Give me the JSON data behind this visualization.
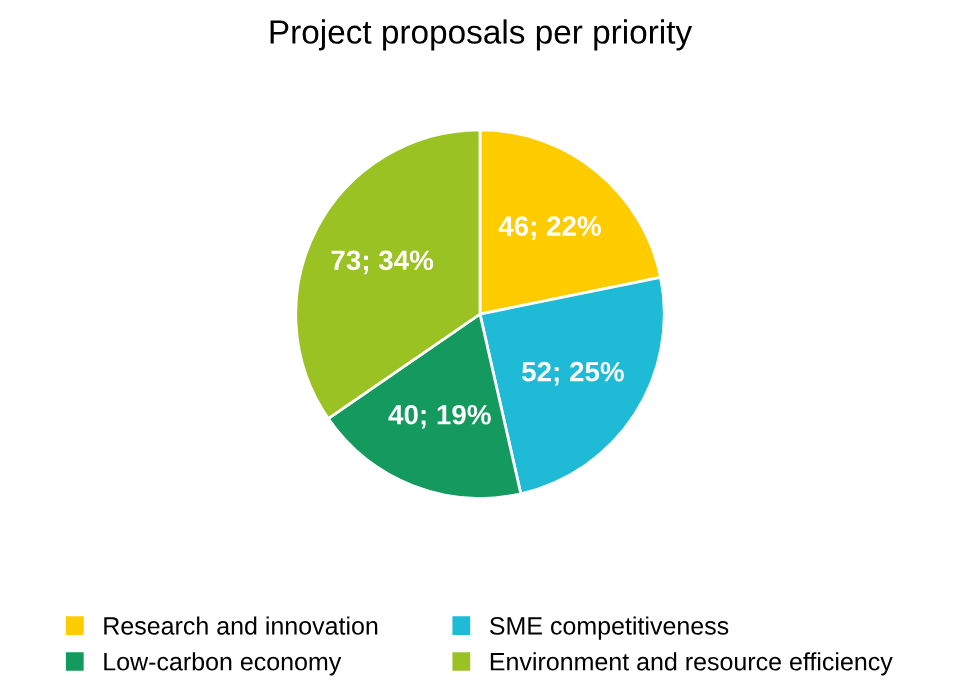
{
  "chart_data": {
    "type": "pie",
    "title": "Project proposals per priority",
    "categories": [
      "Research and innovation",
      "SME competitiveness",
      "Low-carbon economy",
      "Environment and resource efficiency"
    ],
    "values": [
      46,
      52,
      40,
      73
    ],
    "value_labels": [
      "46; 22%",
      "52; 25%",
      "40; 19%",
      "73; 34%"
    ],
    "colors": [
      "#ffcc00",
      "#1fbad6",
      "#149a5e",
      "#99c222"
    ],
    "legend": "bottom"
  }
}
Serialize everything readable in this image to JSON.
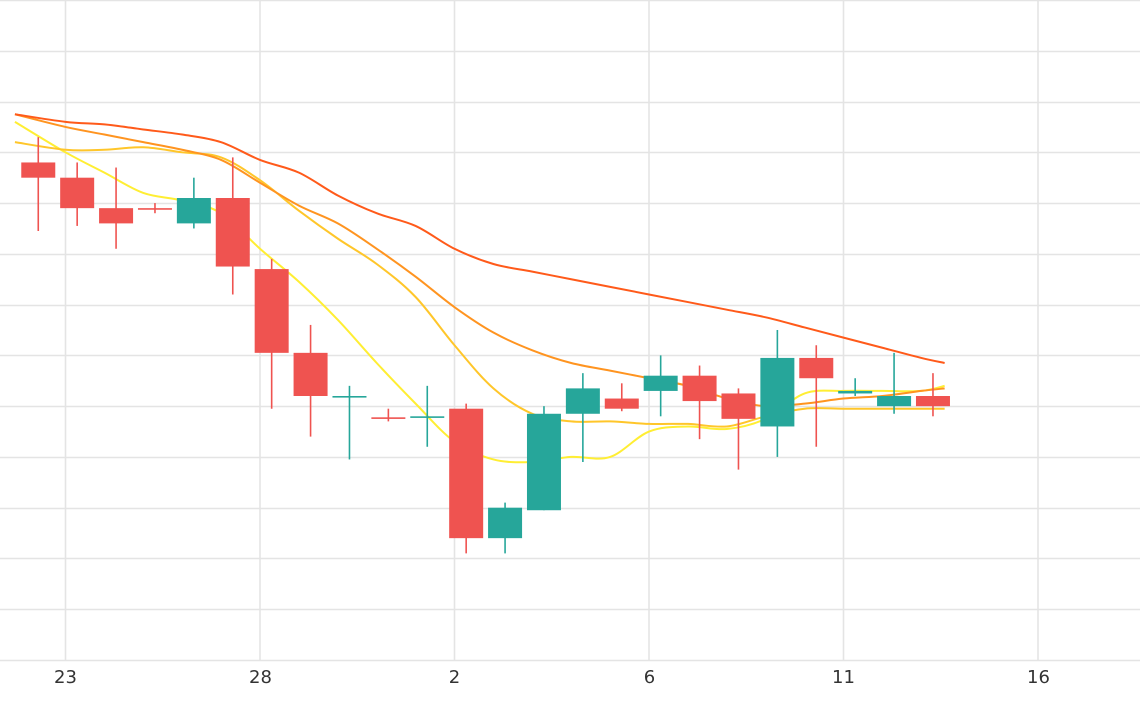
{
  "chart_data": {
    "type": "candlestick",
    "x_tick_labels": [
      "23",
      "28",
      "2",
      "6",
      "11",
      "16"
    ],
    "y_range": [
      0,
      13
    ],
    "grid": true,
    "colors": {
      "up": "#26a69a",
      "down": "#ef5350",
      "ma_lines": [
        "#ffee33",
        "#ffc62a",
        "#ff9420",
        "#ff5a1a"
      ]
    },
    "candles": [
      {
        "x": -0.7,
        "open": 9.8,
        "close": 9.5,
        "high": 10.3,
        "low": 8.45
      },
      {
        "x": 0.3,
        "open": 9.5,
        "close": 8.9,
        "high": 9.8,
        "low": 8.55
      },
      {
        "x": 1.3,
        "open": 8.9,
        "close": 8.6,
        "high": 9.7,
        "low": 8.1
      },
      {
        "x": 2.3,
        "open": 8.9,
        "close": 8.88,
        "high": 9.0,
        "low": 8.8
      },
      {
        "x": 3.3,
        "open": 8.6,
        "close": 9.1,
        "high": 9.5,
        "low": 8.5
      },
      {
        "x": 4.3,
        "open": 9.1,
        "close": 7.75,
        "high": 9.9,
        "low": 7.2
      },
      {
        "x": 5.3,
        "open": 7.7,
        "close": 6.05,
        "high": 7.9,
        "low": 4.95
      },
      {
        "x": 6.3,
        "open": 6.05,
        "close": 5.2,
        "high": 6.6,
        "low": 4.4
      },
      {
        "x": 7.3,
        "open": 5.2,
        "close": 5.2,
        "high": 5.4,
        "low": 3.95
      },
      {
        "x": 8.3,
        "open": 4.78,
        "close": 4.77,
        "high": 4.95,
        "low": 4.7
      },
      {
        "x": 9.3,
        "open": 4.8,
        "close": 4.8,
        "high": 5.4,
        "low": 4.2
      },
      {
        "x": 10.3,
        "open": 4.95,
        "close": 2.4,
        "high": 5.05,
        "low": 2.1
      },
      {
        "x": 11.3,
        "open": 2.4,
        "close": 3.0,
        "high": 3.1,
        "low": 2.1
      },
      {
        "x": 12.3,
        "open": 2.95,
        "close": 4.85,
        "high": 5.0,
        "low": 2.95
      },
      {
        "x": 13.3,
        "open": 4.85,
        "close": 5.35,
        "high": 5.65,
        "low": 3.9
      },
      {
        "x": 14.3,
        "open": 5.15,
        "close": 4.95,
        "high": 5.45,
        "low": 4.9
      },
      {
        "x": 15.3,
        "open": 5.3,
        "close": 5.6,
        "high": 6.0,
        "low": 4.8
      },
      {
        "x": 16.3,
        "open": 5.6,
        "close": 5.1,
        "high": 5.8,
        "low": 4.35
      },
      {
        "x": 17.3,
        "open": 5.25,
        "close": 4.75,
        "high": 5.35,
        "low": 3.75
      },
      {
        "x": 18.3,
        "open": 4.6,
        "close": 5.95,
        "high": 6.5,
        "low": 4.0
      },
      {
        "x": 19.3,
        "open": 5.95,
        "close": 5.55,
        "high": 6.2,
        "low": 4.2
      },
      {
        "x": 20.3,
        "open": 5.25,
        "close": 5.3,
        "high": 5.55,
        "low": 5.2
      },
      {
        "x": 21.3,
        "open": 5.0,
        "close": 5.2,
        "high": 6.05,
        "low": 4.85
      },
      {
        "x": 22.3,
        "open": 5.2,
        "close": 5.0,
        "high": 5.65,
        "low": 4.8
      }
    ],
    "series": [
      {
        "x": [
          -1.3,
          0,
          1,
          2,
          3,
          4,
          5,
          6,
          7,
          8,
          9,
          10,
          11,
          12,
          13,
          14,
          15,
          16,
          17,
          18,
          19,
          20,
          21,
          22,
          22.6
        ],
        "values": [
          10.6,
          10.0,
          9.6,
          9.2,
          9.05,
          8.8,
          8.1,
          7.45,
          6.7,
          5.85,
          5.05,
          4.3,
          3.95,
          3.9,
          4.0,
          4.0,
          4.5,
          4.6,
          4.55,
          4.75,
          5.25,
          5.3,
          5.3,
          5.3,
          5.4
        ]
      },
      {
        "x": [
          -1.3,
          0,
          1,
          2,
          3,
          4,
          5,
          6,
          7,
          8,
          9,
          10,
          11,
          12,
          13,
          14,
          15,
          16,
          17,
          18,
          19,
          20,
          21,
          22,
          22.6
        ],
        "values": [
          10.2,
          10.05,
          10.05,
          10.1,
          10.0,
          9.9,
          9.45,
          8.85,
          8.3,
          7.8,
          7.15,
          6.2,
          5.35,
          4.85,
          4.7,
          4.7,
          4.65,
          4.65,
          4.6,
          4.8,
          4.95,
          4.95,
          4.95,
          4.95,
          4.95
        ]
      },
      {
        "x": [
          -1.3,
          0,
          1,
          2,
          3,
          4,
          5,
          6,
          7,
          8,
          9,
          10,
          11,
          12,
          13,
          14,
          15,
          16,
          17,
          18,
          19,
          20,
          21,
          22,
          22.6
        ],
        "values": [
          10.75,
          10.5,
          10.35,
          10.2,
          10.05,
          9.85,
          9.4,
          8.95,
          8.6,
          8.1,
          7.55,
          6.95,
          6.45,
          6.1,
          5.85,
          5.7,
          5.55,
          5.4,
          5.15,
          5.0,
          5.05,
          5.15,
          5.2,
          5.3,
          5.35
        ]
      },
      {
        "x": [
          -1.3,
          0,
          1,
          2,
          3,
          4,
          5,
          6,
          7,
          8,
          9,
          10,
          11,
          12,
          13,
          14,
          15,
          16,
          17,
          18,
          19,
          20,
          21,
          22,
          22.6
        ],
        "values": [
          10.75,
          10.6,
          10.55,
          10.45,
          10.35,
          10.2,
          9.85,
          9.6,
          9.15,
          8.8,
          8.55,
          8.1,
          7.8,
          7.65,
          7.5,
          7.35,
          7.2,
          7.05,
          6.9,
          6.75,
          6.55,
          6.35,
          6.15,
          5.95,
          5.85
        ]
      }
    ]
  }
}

++++++++

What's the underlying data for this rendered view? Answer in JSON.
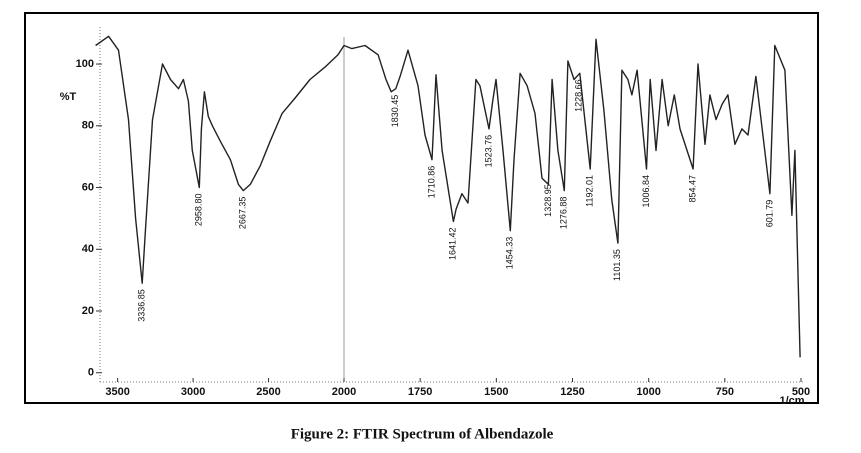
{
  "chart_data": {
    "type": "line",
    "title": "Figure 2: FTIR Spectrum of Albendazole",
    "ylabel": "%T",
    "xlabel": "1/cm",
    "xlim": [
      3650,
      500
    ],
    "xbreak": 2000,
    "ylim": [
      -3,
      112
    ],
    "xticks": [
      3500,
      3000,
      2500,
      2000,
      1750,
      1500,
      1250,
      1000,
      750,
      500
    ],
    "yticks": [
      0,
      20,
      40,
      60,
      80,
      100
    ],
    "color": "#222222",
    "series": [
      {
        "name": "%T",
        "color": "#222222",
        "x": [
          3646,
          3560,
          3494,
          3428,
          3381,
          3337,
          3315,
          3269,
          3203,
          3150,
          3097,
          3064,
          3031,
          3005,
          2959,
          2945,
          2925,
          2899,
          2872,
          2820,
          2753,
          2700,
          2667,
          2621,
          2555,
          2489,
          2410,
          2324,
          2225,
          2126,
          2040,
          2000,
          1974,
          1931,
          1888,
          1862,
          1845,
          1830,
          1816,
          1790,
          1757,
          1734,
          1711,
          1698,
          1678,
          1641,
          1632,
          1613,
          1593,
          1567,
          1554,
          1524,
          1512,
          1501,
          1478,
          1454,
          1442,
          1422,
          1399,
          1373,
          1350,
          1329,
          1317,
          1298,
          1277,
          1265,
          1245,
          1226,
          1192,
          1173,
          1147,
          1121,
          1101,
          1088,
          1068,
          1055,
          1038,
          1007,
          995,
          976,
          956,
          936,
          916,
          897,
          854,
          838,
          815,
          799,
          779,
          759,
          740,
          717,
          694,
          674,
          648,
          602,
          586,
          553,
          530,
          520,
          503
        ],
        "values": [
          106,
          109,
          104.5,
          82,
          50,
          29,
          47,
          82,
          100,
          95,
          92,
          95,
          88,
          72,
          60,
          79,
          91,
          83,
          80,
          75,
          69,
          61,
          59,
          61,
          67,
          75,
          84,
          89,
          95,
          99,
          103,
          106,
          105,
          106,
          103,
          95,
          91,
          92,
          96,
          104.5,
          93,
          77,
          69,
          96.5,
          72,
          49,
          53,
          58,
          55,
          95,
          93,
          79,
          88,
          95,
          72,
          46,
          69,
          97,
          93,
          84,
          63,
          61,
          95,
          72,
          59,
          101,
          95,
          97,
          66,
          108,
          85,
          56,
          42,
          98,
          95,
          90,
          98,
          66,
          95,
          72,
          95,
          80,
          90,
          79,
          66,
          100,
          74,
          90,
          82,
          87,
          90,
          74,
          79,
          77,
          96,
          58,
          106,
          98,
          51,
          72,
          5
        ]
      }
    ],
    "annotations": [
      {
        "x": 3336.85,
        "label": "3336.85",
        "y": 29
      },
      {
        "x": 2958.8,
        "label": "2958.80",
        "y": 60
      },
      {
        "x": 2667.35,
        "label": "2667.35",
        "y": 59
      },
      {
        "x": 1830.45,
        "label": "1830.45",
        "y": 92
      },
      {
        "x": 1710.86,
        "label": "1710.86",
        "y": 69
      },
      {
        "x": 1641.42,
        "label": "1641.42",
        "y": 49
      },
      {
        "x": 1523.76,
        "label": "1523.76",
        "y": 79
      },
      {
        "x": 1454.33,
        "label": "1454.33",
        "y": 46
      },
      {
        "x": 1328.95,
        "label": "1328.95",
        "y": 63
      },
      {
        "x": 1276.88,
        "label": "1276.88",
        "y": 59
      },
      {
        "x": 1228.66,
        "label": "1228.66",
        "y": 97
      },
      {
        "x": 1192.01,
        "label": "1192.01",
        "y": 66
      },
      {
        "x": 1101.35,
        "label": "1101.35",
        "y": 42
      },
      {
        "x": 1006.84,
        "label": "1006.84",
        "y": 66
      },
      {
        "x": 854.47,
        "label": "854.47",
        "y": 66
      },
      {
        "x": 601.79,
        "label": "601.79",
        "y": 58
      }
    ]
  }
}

++++++++

TASK TO COMPLETE » Determine how many lines of the material include the string "this". Output only that count.

FINISHED ANSWER » 3